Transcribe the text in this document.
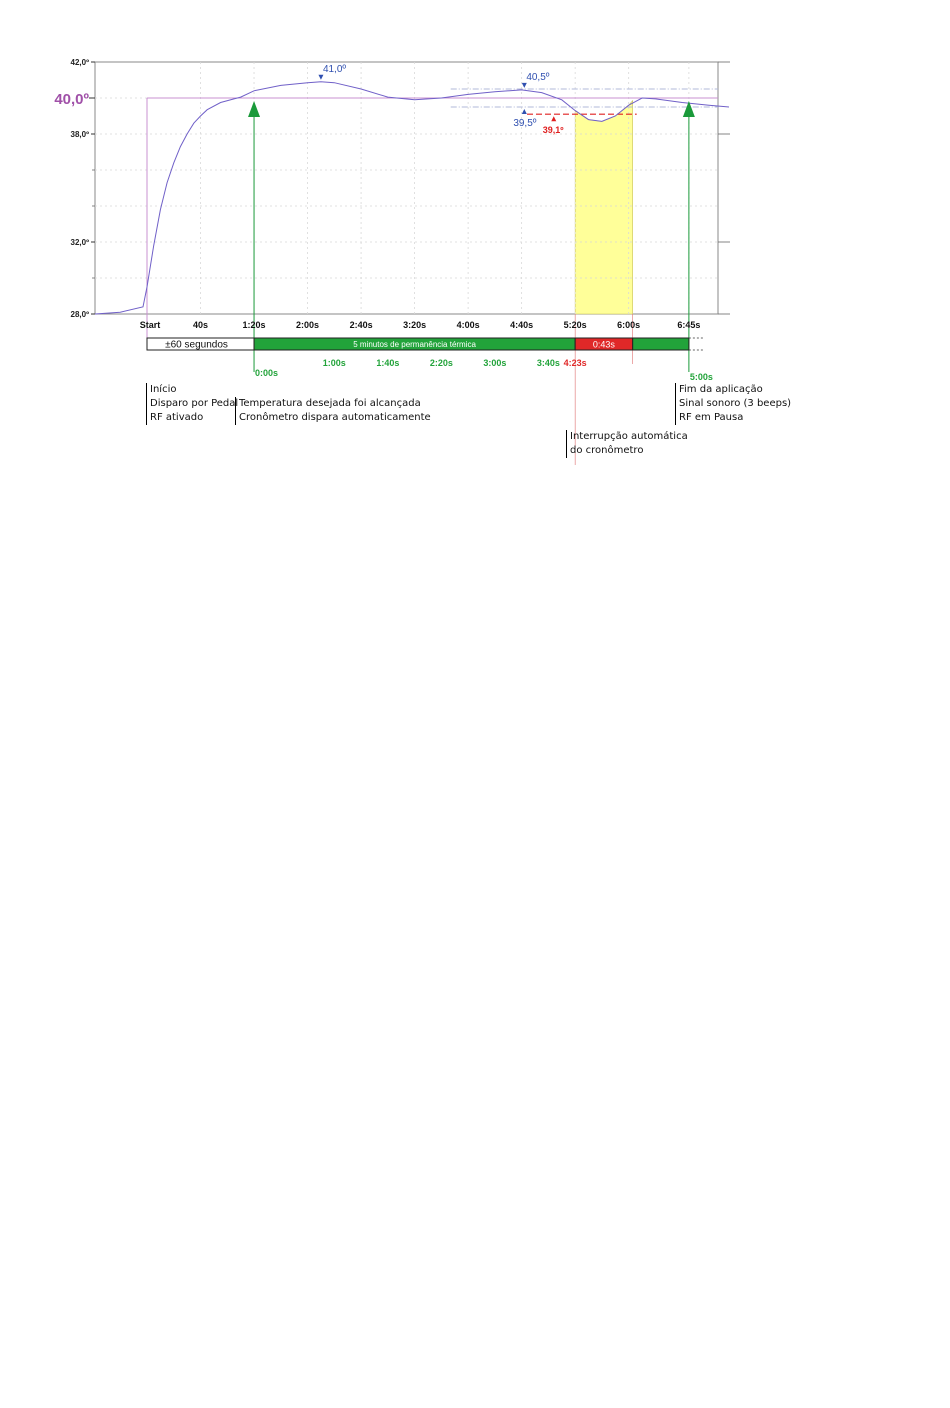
40,0º
42,0º
38,0º
32,0º
28,0º
41,0º
40,5º
39,5º
39,1º
Start	40s	1:20s	2:00s	2:40s	3:20s	4:00s	4:40s	5:20s	6:00s	6:45s
±60 segundos	5 minutos de permanência térmica	0:43s
0:00s
1:00s	1:40s	2:20s	3:00s	3:40s 4:23s
5:00s
Início
Disparo por Pedal
RF ativado
Temperatura desejada foi alcançada
Cronômetro dispara automaticamente
Interrupção automática
do cronômetro
Fim da aplicação
Sinal sonoro (3 beeps)
RF em Pausa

■ Problem
Every line above should be repeated exactly; pictures stay out of the copy.

■ Exercise result
Transcribe the text in this document.
40,0º
42,0º
38,0º
32,0º
28,0º
41,0º
40,5º
39,5º
39,1º
Start	40s	1:20s	2:00s	2:40s	3:20s	4:00s	4:40s	5:20s	6:00s	6:45s
±60 segundos	5 minutos de permanência térmica	0:43s
0:00s
1:00s	1:40s	2:20s	3:00s	3:40s 4:23s
5:00s
Início
Disparo por Pedal
RF ativado
Temperatura desejada foi alcançada
Cronômetro dispara automaticamente
Interrupção automática
do cronômetro
Fim da aplicação
Sinal sonoro (3 beeps)
RF em Pausa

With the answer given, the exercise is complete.